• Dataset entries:
------------------------------------------------------------

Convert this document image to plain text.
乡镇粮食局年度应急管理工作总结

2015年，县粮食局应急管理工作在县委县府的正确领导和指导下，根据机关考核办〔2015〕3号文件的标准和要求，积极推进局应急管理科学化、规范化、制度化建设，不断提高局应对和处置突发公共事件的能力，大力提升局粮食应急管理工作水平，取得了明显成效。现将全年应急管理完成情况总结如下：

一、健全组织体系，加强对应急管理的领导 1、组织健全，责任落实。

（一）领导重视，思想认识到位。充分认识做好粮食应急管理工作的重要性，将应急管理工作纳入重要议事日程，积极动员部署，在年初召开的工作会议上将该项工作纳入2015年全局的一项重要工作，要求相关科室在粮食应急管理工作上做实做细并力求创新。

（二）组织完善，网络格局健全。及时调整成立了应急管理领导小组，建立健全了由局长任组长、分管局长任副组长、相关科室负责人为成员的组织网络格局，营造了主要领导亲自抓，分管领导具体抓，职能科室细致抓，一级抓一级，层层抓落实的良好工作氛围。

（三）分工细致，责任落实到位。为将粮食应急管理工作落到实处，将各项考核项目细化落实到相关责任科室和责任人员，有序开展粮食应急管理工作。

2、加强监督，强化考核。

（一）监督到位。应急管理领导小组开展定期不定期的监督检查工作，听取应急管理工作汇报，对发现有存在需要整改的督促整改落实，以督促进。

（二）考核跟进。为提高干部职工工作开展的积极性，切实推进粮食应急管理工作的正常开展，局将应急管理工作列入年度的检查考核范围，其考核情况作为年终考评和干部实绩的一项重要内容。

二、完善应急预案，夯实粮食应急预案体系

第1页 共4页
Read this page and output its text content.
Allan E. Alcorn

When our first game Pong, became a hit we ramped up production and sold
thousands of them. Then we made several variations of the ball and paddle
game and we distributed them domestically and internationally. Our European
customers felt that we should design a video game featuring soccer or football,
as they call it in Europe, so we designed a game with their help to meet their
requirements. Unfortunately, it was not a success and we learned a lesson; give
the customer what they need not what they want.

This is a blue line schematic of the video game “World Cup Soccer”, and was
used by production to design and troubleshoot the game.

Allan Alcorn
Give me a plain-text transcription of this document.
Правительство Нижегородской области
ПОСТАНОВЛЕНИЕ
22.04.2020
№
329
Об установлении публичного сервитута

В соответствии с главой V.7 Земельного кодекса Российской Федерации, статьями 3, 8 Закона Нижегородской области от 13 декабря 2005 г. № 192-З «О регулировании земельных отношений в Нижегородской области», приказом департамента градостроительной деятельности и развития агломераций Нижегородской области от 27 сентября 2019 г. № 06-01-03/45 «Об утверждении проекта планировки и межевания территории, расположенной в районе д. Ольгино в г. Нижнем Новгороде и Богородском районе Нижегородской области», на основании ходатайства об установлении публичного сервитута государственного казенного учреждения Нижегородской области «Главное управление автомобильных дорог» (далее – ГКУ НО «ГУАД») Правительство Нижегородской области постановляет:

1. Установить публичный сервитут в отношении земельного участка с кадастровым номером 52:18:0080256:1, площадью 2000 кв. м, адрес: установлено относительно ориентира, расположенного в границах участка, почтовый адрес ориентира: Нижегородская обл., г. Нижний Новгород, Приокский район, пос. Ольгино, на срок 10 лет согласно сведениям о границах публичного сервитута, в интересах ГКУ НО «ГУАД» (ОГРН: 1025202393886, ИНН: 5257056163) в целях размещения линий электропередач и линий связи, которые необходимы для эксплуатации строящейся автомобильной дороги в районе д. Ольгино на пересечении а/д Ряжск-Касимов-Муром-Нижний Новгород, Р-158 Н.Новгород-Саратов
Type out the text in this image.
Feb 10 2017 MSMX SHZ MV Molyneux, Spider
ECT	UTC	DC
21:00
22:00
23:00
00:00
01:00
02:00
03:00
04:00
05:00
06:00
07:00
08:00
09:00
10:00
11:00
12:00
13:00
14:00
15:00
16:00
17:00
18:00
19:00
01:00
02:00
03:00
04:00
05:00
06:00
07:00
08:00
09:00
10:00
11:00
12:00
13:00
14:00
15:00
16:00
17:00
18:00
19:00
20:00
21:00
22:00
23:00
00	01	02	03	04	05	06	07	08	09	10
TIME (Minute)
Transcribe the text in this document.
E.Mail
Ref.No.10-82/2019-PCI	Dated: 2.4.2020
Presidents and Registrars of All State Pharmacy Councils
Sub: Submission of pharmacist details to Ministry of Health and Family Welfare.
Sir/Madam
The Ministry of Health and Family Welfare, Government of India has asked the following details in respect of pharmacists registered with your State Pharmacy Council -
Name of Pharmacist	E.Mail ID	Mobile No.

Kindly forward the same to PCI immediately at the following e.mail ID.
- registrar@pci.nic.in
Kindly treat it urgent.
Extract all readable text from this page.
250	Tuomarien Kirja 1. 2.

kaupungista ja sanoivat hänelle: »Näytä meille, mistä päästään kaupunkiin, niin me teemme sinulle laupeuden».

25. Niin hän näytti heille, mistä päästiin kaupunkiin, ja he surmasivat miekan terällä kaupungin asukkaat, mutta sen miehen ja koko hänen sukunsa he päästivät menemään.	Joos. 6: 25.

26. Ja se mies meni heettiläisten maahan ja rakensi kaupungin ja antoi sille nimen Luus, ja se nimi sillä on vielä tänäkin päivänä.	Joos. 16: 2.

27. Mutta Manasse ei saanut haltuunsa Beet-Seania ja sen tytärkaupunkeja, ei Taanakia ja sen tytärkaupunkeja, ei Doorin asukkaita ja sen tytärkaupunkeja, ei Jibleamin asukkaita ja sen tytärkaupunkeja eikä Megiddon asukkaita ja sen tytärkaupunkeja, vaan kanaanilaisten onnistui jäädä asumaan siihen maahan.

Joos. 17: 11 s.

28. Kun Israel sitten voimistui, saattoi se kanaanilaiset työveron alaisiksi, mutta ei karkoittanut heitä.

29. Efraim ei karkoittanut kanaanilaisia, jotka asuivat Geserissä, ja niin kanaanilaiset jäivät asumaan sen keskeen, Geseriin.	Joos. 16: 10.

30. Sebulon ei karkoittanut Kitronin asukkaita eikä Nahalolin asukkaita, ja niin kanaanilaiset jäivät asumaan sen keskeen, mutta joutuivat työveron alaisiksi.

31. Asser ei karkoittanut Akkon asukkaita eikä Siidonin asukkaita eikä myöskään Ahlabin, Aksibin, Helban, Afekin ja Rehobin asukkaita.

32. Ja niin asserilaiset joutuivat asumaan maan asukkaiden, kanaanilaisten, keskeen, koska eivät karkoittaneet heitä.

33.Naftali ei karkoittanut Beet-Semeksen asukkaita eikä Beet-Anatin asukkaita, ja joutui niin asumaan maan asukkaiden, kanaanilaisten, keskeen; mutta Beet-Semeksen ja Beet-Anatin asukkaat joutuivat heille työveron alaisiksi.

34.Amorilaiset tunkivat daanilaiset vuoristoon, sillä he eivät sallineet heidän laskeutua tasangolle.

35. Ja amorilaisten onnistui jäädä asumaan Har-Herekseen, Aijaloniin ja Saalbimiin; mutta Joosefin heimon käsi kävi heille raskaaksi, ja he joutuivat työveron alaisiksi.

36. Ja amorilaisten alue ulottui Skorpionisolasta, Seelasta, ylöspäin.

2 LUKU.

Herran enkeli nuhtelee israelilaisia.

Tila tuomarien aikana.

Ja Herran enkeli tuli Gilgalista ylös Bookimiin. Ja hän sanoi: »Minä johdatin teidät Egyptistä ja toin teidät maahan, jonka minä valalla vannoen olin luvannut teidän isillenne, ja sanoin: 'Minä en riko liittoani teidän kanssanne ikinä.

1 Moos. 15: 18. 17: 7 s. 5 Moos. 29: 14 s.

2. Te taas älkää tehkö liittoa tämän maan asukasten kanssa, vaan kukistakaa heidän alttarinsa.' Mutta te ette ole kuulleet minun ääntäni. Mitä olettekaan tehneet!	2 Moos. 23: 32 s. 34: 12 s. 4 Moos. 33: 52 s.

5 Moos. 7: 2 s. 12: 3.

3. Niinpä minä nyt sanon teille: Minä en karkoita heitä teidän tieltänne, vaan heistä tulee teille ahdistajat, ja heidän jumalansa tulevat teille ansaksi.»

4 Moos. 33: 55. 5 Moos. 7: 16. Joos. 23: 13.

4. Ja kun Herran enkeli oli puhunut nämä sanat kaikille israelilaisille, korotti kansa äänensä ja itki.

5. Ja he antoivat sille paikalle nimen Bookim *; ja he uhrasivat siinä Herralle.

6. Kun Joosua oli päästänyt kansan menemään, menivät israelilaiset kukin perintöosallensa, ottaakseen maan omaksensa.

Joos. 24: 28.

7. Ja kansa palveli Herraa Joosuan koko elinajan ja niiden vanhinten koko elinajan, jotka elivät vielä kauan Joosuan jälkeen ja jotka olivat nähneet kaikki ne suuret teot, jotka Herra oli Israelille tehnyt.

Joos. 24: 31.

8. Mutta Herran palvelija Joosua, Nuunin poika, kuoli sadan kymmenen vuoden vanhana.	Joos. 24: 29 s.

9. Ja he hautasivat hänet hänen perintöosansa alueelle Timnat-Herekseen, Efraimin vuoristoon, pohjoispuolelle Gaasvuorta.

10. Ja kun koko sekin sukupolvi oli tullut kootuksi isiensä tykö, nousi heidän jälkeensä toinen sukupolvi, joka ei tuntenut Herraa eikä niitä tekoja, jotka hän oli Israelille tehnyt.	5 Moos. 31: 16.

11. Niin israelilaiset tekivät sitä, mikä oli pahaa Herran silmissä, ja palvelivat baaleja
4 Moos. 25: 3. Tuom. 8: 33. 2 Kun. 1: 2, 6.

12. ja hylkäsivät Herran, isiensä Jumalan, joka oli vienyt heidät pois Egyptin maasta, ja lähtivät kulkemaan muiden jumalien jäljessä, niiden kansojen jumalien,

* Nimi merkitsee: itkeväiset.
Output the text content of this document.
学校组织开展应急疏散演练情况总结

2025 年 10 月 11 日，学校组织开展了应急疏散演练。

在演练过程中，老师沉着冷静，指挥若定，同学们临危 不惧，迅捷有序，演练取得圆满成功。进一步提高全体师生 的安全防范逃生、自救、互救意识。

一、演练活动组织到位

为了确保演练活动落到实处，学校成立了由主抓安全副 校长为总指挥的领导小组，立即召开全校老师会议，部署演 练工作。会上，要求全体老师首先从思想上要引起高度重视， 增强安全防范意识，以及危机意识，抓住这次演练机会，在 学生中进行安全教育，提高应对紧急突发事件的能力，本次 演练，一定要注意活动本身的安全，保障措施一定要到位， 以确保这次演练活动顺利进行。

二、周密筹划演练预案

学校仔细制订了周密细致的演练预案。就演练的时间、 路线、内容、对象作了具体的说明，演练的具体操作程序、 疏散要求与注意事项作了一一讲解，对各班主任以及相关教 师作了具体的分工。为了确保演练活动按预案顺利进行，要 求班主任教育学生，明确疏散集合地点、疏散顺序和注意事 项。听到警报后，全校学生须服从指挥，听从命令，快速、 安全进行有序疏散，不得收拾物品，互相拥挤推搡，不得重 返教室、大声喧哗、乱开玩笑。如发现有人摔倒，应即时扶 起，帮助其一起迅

------------------------------------------------------------

• DIRECTION: Identify the lines in the entries that hold "eivät" and return each one.

• WRITTEN RESPONSE:
32. Ja niin asserilaiset joutuivat asumaan maan asukkaiden, kanaanilaisten, keskeen, koska eivät karkoittaneet heitä.
34.Amorilaiset tunkivat daanilaiset vuoristoon, sillä he eivät sallineet heidän laskeutua tasangolle.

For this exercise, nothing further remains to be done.